WORK REQUIRED:
Find each line with the word "JSON" and say how many there are, nothing else.

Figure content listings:
________________________
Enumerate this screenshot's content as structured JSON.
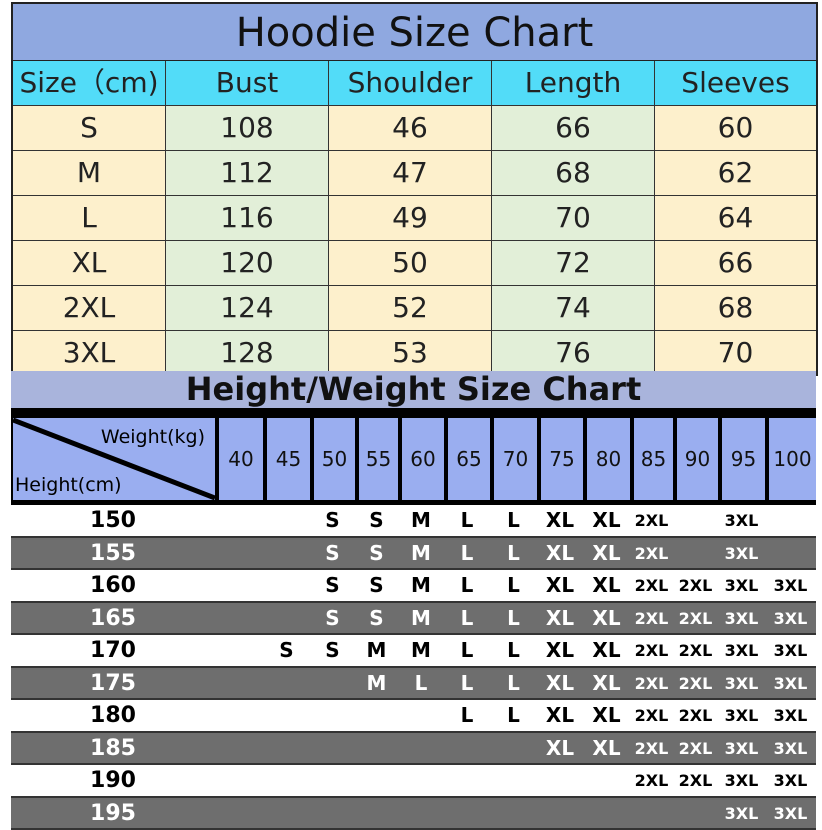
{
  "hoodie": {
    "title": "Hoodie Size Chart",
    "headers": [
      "Size（cm)",
      "Bust",
      "Shoulder",
      "Length",
      "Sleeves"
    ],
    "rows": [
      [
        "S",
        "108",
        "46",
        "66",
        "60"
      ],
      [
        "M",
        "112",
        "47",
        "68",
        "62"
      ],
      [
        "L",
        "116",
        "49",
        "70",
        "64"
      ],
      [
        "XL",
        "120",
        "50",
        "72",
        "66"
      ],
      [
        "2XL",
        "124",
        "52",
        "74",
        "68"
      ],
      [
        "3XL",
        "128",
        "53",
        "76",
        "70"
      ]
    ],
    "colors": {
      "title": "#8fa8e0",
      "header": "#52dcf8",
      "yellow": "#fdf0cc",
      "green": "#e2efd8"
    }
  },
  "height_weight": {
    "title": "Height/Weight Size Chart",
    "weight_label": "Weight(kg)",
    "height_label": "Height(cm)",
    "weights": [
      "40",
      "45",
      "50",
      "55",
      "60",
      "65",
      "70",
      "75",
      "80",
      "85",
      "90",
      "95",
      "100"
    ],
    "rows": [
      {
        "height": "150",
        "sizes": [
          "",
          "",
          "S",
          "S",
          "M",
          "L",
          "L",
          "XL",
          "XL",
          "2XL",
          "",
          "3XL",
          ""
        ]
      },
      {
        "height": "155",
        "sizes": [
          "",
          "",
          "S",
          "S",
          "M",
          "L",
          "L",
          "XL",
          "XL",
          "2XL",
          "",
          "3XL",
          ""
        ]
      },
      {
        "height": "160",
        "sizes": [
          "",
          "",
          "S",
          "S",
          "M",
          "L",
          "L",
          "XL",
          "XL",
          "2XL",
          "2XL",
          "3XL",
          "3XL"
        ]
      },
      {
        "height": "165",
        "sizes": [
          "",
          "",
          "S",
          "S",
          "M",
          "L",
          "L",
          "XL",
          "XL",
          "2XL",
          "2XL",
          "3XL",
          "3XL"
        ]
      },
      {
        "height": "170",
        "sizes": [
          "",
          "S",
          "S",
          "M",
          "M",
          "L",
          "L",
          "XL",
          "XL",
          "2XL",
          "2XL",
          "3XL",
          "3XL"
        ]
      },
      {
        "height": "175",
        "sizes": [
          "",
          "",
          "",
          "M",
          "L",
          "L",
          "L",
          "XL",
          "XL",
          "2XL",
          "2XL",
          "3XL",
          "3XL"
        ]
      },
      {
        "height": "180",
        "sizes": [
          "",
          "",
          "",
          "",
          "",
          "L",
          "L",
          "XL",
          "XL",
          "2XL",
          "2XL",
          "3XL",
          "3XL"
        ]
      },
      {
        "height": "185",
        "sizes": [
          "",
          "",
          "",
          "",
          "",
          "",
          "",
          "XL",
          "XL",
          "2XL",
          "2XL",
          "3XL",
          "3XL"
        ]
      },
      {
        "height": "190",
        "sizes": [
          "",
          "",
          "",
          "",
          "",
          "",
          "",
          "",
          "",
          "2XL",
          "2XL",
          "3XL",
          "3XL"
        ]
      },
      {
        "height": "195",
        "sizes": [
          "",
          "",
          "",
          "",
          "",
          "",
          "",
          "",
          "",
          "",
          "",
          "3XL",
          "3XL"
        ]
      }
    ],
    "colors": {
      "title": "#a9b4dc",
      "header": "#9aaef0",
      "dark_row": "#6e6e6e"
    }
  }
}
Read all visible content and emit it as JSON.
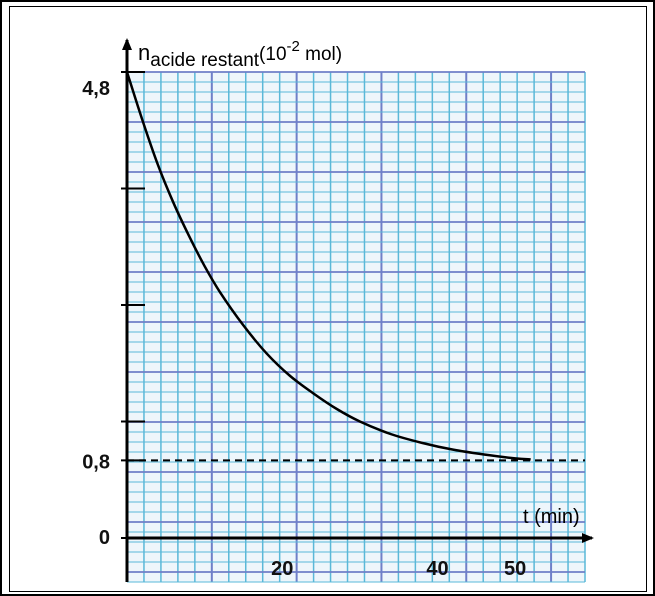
{
  "chart_data": {
    "type": "line",
    "ylabel": {
      "symbol": "n",
      "subscript": "acide restant",
      "unit_open": "(10",
      "unit_exponent": "-2",
      "unit_close": " mol)"
    },
    "xlabel": "t (min)",
    "x_ticks": [
      {
        "value": 20,
        "label": "20"
      },
      {
        "value": 40,
        "label": "40"
      },
      {
        "value": 50,
        "label": "50"
      }
    ],
    "y_ticks": [
      {
        "value": 0,
        "label": "0"
      },
      {
        "value": 0.8,
        "label": "0,8"
      },
      {
        "value": 4.8,
        "label": "4,8"
      }
    ],
    "xlim": [
      0,
      59
    ],
    "ylim": [
      0,
      4.8
    ],
    "grid": true,
    "series": [
      {
        "style": "solid",
        "x": [
          0,
          2,
          4,
          6,
          8,
          10,
          12,
          15,
          18,
          21,
          24,
          27,
          30,
          34,
          38,
          42,
          46,
          50,
          52
        ],
        "y": [
          4.8,
          4.3,
          3.84,
          3.45,
          3.11,
          2.8,
          2.53,
          2.19,
          1.9,
          1.67,
          1.49,
          1.33,
          1.2,
          1.07,
          0.98,
          0.91,
          0.86,
          0.82,
          0.81
        ]
      },
      {
        "style": "dashed",
        "x": [
          0,
          59
        ],
        "y": [
          0.8,
          0.8
        ]
      }
    ],
    "colors": {
      "grid_minor": "#5ab8d8",
      "grid_major": "#6f7fc8",
      "background": "#eef6fb",
      "curve": "#000000"
    }
  }
}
________________________
ANSWER:
2